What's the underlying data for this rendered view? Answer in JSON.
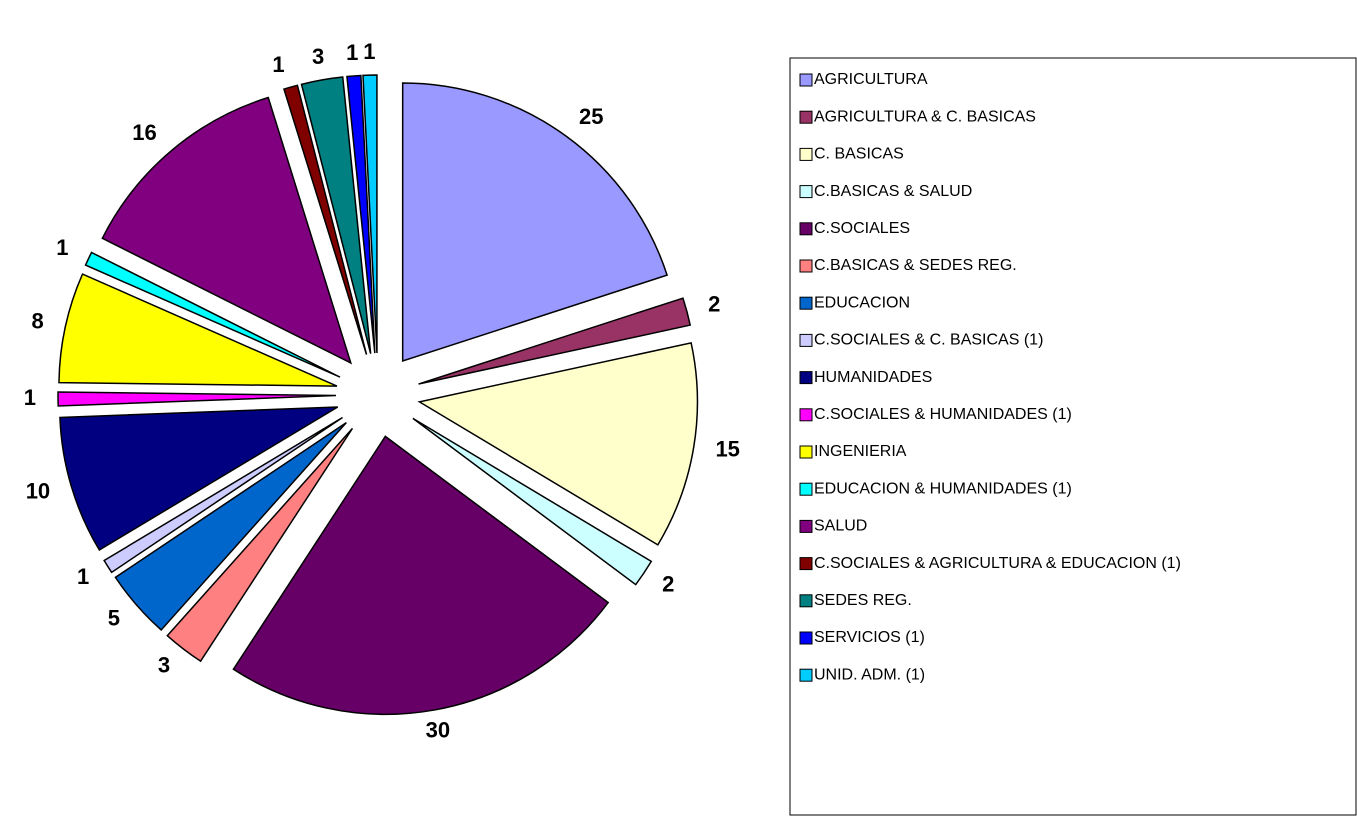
{
  "chart_data": {
    "type": "pie",
    "categories": [
      "AGRICULTURA",
      "AGRICULTURA & C. BASICAS",
      "C. BASICAS",
      "C.BASICAS & SALUD",
      "C.SOCIALES",
      "C.BASICAS & SEDES REG.",
      "EDUCACION",
      "C.SOCIALES & C. BASICAS (1)",
      "HUMANIDADES",
      "C.SOCIALES & HUMANIDADES (1)",
      "INGENIERIA",
      "EDUCACION & HUMANIDADES (1)",
      "SALUD",
      "C.SOCIALES & AGRICULTURA & EDUCACION (1)",
      "SEDES REG.",
      "SERVICIOS (1)",
      "UNID. ADM. (1)"
    ],
    "values": [
      25,
      2,
      15,
      2,
      30,
      3,
      5,
      1,
      10,
      1,
      8,
      1,
      16,
      1,
      3,
      1,
      1
    ],
    "colors": [
      "#9999ff",
      "#993366",
      "#ffffcc",
      "#ccffff",
      "#660066",
      "#ff8080",
      "#0066cc",
      "#ccccff",
      "#000080",
      "#ff00ff",
      "#ffff00",
      "#00ffff",
      "#800080",
      "#800000",
      "#008080",
      "#0000ff",
      "#00ccff"
    ],
    "legend": "right"
  }
}
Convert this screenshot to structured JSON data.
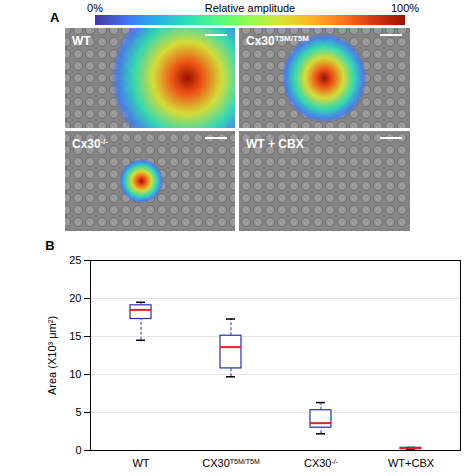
{
  "figure": {
    "panel_a": {
      "letter": "A",
      "colorbar": {
        "title": "Relative amplitude",
        "range": [
          0,
          100
        ],
        "ticks": [
          {
            "value": 0,
            "label": "0%"
          },
          {
            "value": 100,
            "label": "100%"
          }
        ]
      },
      "images": [
        {
          "text": "WT"
        },
        {
          "text": "Cx30",
          "superscript": "T5M/T5M"
        },
        {
          "text": "Cx30",
          "superscript": "-/-"
        },
        {
          "text": "WT + CBX"
        }
      ]
    },
    "panel_b": {
      "letter": "B"
    }
  },
  "chart_data": {
    "type": "box",
    "categories": [
      {
        "text": "WT"
      },
      {
        "text": "CX30",
        "superscript": "T5M/T5M"
      },
      {
        "text": "CX30",
        "superscript": "-/-"
      },
      {
        "text": "WT+CBX"
      }
    ],
    "min": [
      14.5,
      9.7,
      2.2,
      0.1
    ],
    "q1": [
      17.3,
      10.8,
      3.0,
      0.2
    ],
    "median": [
      18.5,
      13.6,
      3.6,
      0.3
    ],
    "q3": [
      19.1,
      15.1,
      5.3,
      0.35
    ],
    "max": [
      19.5,
      17.3,
      6.3,
      0.4
    ],
    "color": "#2233aa",
    "ylabel": "Area (X10³ μm²)",
    "ylim": [
      0,
      25
    ],
    "yticks": [
      0,
      5,
      10,
      15,
      20,
      25
    ],
    "grid": true
  }
}
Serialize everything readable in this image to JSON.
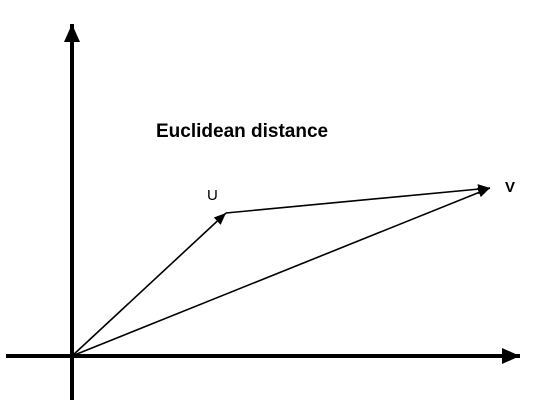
════════
All entries are to be retyped exactly. Omit any embedded images.

Full answer:
What's the underlying data for this rendered view? Answer in JSON.
{
  "chart_data": {
    "type": "pie",
    "categories": [
      "AGRICULTURA",
      "AGRICULTURA & C. BASICAS",
      "C. BASICAS",
      "C.BASICAS & SALUD",
      "C.SOCIALES",
      "C.BASICAS & SEDES REG.",
      "EDUCACION",
      "C.SOCIALES & C. BASICAS (1)",
      "HUMANIDADES",
      "C.SOCIALES & HUMANIDADES (1)",
      "INGENIERIA",
      "EDUCACION & HUMANIDADES (1)",
      "SALUD",
      "C.SOCIALES & AGRICULTURA & EDUCACION (1)",
      "SEDES REG.",
      "SERVICIOS (1)",
      "UNID. ADM. (1)"
    ],
    "values": [
      25,
      2,
      15,
      2,
      30,
      3,
      5,
      1,
      10,
      1,
      8,
      1,
      16,
      1,
      3,
      1,
      1
    ],
    "colors": [
      "#9999ff",
      "#993366",
      "#ffffcc",
      "#ccffff",
      "#660066",
      "#ff8080",
      "#0066cc",
      "#ccccff",
      "#000080",
      "#ff00ff",
      "#ffff00",
      "#00ffff",
      "#800080",
      "#800000",
      "#008080",
      "#0000ff",
      "#00ccff"
    ],
    "legend": "right"
  }
}
Convert this screenshot to structured JSON data.
{
  "figure": {
    "panel_a": {
      "letter": "A",
      "colorbar": {
        "title": "Relative amplitude",
        "range": [
          0,
          100
        ],
        "ticks": [
          {
            "value": 0,
            "label": "0%"
          },
          {
            "value": 100,
            "label": "100%"
          }
        ]
      },
      "images": [
        {
          "text": "WT"
        },
        {
          "text": "Cx30",
          "superscript": "T5M/T5M"
        },
        {
          "text": "Cx30",
          "superscript": "-/-"
        },
        {
          "text": "WT + CBX"
        }
      ]
    },
    "panel_b": {
      "letter": "B"
    }
  },
  "chart_data": {
    "type": "box",
    "categories": [
      {
        "text": "WT"
      },
      {
        "text": "CX30",
        "superscript": "T5M/T5M"
      },
      {
        "text": "CX30",
        "superscript": "-/-"
      },
      {
        "text": "WT+CBX"
      }
    ],
    "min": [
      14.5,
      9.7,
      2.2,
      0.1
    ],
    "q1": [
      17.3,
      10.8,
      3.0,
      0.2
    ],
    "median": [
      18.5,
      13.6,
      3.6,
      0.3
    ],
    "q3": [
      19.1,
      15.1,
      5.3,
      0.35
    ],
    "max": [
      19.5,
      17.3,
      6.3,
      0.4
    ],
    "color": "#2233aa",
    "ylabel": "Area (X10³ μm²)",
    "ylim": [
      0,
      25
    ],
    "yticks": [
      0,
      5,
      10,
      15,
      20,
      25
    ],
    "grid": true
  }
}
Serialize everything readable in this image to JSON.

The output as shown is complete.